> Goal
Write the entries below out again exactly; any picture in them stays out.

> Exercise input
## begin
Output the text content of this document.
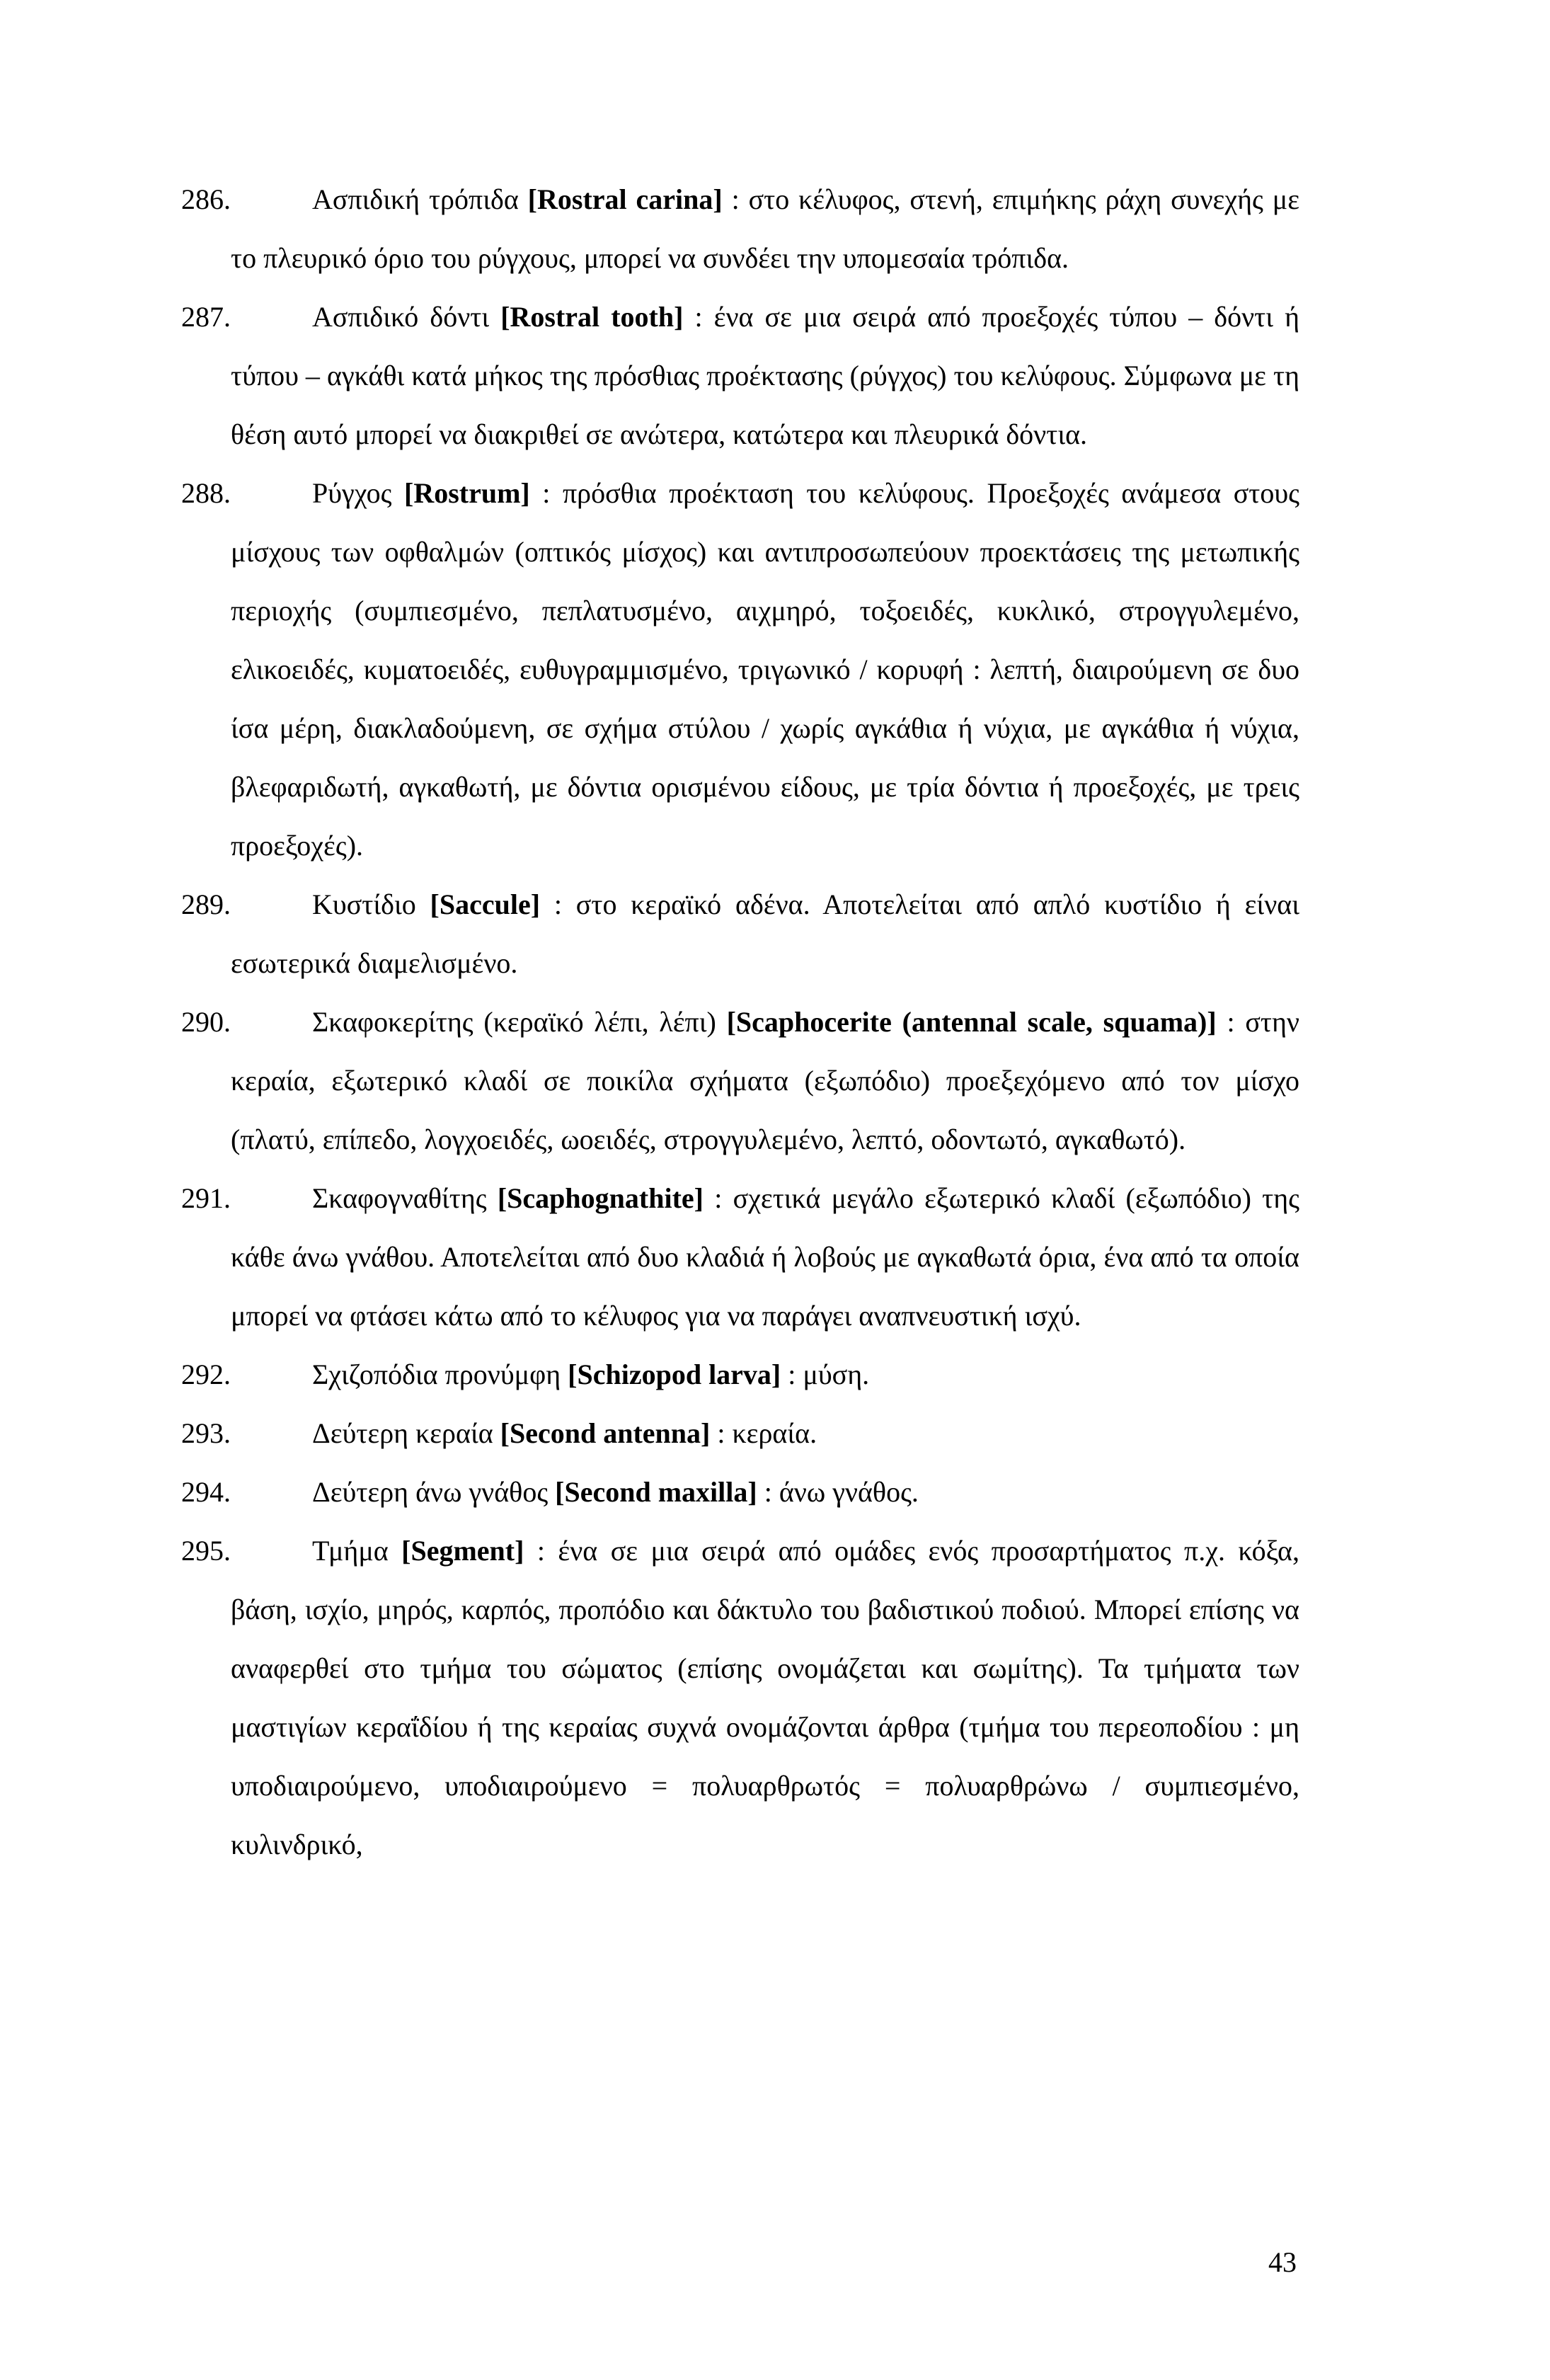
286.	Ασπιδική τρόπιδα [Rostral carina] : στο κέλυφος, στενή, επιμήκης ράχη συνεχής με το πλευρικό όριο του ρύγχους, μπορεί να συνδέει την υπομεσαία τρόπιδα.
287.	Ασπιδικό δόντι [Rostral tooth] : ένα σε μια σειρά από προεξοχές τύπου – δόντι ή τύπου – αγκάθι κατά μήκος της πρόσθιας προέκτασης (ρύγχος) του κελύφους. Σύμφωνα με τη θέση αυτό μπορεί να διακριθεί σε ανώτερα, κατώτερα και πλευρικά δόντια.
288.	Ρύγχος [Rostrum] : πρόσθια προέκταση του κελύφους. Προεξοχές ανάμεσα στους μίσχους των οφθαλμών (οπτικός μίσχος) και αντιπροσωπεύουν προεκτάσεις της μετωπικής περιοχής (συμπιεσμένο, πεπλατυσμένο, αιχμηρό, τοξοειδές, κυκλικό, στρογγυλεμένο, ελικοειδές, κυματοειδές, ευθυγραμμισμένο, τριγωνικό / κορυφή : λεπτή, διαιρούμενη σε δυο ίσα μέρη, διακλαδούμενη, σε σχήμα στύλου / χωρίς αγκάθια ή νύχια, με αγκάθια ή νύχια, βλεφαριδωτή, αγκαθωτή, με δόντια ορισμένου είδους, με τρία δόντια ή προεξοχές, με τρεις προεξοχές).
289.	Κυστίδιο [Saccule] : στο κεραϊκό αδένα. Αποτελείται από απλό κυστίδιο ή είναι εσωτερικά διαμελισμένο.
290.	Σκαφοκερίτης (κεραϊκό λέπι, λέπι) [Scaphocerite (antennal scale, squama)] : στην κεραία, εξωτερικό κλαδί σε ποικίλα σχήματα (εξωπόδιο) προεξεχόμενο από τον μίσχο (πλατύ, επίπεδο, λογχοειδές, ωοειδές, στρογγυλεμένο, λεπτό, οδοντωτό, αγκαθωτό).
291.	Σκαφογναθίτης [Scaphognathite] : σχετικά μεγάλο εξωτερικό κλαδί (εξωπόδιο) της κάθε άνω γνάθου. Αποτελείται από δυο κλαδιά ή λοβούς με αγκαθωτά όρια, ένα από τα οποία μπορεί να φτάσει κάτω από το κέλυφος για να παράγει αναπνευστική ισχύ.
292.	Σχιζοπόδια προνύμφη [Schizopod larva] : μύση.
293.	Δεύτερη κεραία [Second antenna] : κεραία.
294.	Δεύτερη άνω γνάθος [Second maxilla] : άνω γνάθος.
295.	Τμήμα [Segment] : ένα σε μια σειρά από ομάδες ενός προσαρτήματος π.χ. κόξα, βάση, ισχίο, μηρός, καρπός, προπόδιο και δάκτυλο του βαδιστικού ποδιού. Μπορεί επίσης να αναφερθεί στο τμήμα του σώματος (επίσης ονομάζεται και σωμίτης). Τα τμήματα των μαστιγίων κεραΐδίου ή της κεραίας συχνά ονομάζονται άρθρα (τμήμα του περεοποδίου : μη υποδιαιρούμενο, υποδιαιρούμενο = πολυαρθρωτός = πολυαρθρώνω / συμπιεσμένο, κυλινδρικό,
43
## end
> Solution to the exercise
Output the text content of this document.
286.	Ασπιδική τρόπιδα [Rostral carina] : στο κέλυφος, στενή, επιμήκης ράχη συνεχής με το πλευρικό όριο του ρύγχους, μπορεί να συνδέει την υπομεσαία τρόπιδα.
287.	Ασπιδικό δόντι [Rostral tooth] : ένα σε μια σειρά από προεξοχές τύπου – δόντι ή τύπου – αγκάθι κατά μήκος της πρόσθιας προέκτασης (ρύγχος) του κελύφους. Σύμφωνα με τη θέση αυτό μπορεί να διακριθεί σε ανώτερα, κατώτερα και πλευρικά δόντια.
288.	Ρύγχος [Rostrum] : πρόσθια προέκταση του κελύφους. Προεξοχές ανάμεσα στους μίσχους των οφθαλμών (οπτικός μίσχος) και αντιπροσωπεύουν προεκτάσεις της μετωπικής περιοχής (συμπιεσμένο, πεπλατυσμένο, αιχμηρό, τοξοειδές, κυκλικό, στρογγυλεμένο, ελικοειδές, κυματοειδές, ευθυγραμμισμένο, τριγωνικό / κορυφή : λεπτή, διαιρούμενη σε δυο ίσα μέρη, διακλαδούμενη, σε σχήμα στύλου / χωρίς αγκάθια ή νύχια, με αγκάθια ή νύχια, βλεφαριδωτή, αγκαθωτή, με δόντια ορισμένου είδους, με τρία δόντια ή προεξοχές, με τρεις προεξοχές).
289.	Κυστίδιο [Saccule] : στο κεραϊκό αδένα. Αποτελείται από απλό κυστίδιο ή είναι εσωτερικά διαμελισμένο.
290.	Σκαφοκερίτης (κεραϊκό λέπι, λέπι) [Scaphocerite (antennal scale, squama)] : στην κεραία, εξωτερικό κλαδί σε ποικίλα σχήματα (εξωπόδιο) προεξεχόμενο από τον μίσχο (πλατύ, επίπεδο, λογχοειδές, ωοειδές, στρογγυλεμένο, λεπτό, οδοντωτό, αγκαθωτό).
291.	Σκαφογναθίτης [Scaphognathite] : σχετικά μεγάλο εξωτερικό κλαδί (εξωπόδιο) της κάθε άνω γνάθου. Αποτελείται από δυο κλαδιά ή λοβούς με αγκαθωτά όρια, ένα από τα οποία μπορεί να φτάσει κάτω από το κέλυφος για να παράγει αναπνευστική ισχύ.
292.	Σχιζοπόδια προνύμφη [Schizopod larva] : μύση.
293.	Δεύτερη κεραία [Second antenna] : κεραία.
294.	Δεύτερη άνω γνάθος [Second maxilla] : άνω γνάθος.
295.	Τμήμα [Segment] : ένα σε μια σειρά από ομάδες ενός προσαρτήματος π.χ. κόξα, βάση, ισχίο, μηρός, καρπός, προπόδιο και δάκτυλο του βαδιστικού ποδιού. Μπορεί επίσης να αναφερθεί στο τμήμα του σώματος (επίσης ονομάζεται και σωμίτης). Τα τμήματα των μαστιγίων κεραΐδίου ή της κεραίας συχνά ονομάζονται άρθρα (τμήμα του περεοποδίου : μη υποδιαιρούμενο, υποδιαιρούμενο = πολυαρθρωτός = πολυαρθρώνω / συμπιεσμένο, κυλινδρικό,
43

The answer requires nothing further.